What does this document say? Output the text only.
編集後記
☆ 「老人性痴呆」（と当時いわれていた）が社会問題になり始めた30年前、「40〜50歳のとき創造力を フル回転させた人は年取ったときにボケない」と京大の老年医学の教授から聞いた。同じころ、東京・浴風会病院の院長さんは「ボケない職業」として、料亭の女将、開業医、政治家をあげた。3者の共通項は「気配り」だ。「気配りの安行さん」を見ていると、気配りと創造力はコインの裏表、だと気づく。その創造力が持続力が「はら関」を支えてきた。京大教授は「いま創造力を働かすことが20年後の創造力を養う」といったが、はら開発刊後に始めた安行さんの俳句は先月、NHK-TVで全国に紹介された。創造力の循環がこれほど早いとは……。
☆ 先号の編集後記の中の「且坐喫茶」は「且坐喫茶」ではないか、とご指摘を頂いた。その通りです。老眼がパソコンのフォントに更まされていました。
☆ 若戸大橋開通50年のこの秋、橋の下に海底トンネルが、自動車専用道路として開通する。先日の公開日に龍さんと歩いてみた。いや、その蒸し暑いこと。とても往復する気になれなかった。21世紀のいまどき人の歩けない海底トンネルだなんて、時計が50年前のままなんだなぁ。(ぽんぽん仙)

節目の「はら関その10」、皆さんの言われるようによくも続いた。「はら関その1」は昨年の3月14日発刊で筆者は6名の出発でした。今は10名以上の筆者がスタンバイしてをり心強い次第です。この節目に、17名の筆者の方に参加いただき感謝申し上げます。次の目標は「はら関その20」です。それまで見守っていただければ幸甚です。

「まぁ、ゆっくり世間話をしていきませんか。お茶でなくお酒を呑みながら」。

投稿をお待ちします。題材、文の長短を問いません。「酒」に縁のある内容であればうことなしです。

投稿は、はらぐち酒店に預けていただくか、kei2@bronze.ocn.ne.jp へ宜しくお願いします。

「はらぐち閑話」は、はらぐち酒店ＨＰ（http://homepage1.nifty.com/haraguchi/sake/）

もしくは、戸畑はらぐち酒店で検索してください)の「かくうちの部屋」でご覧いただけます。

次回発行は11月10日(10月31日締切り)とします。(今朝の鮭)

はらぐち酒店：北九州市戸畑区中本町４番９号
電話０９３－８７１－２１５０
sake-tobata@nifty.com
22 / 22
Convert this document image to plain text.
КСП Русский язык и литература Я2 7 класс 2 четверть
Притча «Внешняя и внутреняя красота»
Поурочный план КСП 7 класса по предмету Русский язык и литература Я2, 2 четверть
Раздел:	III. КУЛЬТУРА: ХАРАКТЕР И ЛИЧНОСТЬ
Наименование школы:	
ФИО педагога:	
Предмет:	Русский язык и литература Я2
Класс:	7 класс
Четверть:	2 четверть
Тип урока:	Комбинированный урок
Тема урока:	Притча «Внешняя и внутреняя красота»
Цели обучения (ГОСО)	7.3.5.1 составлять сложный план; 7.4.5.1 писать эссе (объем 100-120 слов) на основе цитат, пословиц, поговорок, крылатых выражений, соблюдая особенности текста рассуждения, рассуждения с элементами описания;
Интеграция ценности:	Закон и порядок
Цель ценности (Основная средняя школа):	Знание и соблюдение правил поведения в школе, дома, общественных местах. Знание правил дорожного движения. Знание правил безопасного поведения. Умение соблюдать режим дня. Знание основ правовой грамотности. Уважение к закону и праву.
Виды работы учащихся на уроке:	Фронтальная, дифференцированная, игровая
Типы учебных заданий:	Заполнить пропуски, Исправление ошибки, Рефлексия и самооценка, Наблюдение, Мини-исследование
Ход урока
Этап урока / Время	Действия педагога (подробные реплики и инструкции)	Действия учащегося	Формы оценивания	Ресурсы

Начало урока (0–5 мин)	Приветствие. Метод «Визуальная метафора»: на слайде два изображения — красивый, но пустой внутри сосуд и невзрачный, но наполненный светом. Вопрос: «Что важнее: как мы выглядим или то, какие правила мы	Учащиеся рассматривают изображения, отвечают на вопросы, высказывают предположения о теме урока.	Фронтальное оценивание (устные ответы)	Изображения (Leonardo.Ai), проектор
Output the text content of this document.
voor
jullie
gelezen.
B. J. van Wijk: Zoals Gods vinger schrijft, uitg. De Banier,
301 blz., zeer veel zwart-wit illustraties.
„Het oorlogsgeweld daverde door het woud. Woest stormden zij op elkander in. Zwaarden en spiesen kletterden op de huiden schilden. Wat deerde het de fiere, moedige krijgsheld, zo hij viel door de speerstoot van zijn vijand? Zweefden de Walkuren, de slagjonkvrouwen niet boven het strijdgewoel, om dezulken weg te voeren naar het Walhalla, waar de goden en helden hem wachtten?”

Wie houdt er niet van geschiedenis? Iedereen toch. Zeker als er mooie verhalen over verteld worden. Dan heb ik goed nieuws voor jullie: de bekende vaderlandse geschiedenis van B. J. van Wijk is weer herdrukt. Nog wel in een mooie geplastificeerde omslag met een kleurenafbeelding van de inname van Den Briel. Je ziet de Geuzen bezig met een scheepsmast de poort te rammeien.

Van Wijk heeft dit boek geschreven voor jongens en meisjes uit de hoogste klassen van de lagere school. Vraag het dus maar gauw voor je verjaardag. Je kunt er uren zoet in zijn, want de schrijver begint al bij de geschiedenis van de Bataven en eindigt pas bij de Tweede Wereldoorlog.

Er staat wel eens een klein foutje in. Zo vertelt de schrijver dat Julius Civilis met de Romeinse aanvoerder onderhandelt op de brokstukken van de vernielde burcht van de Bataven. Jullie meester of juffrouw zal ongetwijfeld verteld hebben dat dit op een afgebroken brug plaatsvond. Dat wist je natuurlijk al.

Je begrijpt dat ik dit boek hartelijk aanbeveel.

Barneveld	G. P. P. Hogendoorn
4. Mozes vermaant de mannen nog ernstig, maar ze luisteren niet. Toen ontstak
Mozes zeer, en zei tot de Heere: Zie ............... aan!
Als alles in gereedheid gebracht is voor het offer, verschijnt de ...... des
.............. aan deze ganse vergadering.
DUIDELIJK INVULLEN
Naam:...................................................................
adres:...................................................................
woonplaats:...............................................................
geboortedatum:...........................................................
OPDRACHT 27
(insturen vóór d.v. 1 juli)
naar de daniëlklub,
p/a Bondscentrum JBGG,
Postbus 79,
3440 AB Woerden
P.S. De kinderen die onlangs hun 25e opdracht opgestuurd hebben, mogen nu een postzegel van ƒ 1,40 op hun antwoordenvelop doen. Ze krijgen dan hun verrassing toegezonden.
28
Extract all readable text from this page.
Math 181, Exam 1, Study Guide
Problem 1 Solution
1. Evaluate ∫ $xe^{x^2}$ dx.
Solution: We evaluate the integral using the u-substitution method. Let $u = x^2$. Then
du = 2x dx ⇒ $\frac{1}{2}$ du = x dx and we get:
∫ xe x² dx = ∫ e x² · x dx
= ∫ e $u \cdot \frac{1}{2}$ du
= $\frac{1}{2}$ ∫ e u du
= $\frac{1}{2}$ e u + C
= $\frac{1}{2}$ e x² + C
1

• _EXERCISE BRIEF_
Write out again, unchanged, every line from the line containing "Extract all readable text from this page." to the final line of the material above.

• _RESPONSE TO THE TASK_
Extract all readable text from this page.
Math 181, Exam 1, Study Guide
Problem 1 Solution
1. Evaluate ∫ $xe^{x^2}$ dx.
Solution: We evaluate the integral using the u-substitution method. Let $u = x^2$. Then
du = 2x dx ⇒ $\frac{1}{2}$ du = x dx and we get:
∫ xe x² dx = ∫ e x² · x dx
= ∫ e $u \cdot \frac{1}{2}$ du
= $\frac{1}{2}$ ∫ e u du
= $\frac{1}{2}$ e u + C
= $\frac{1}{2}$ e x² + C
1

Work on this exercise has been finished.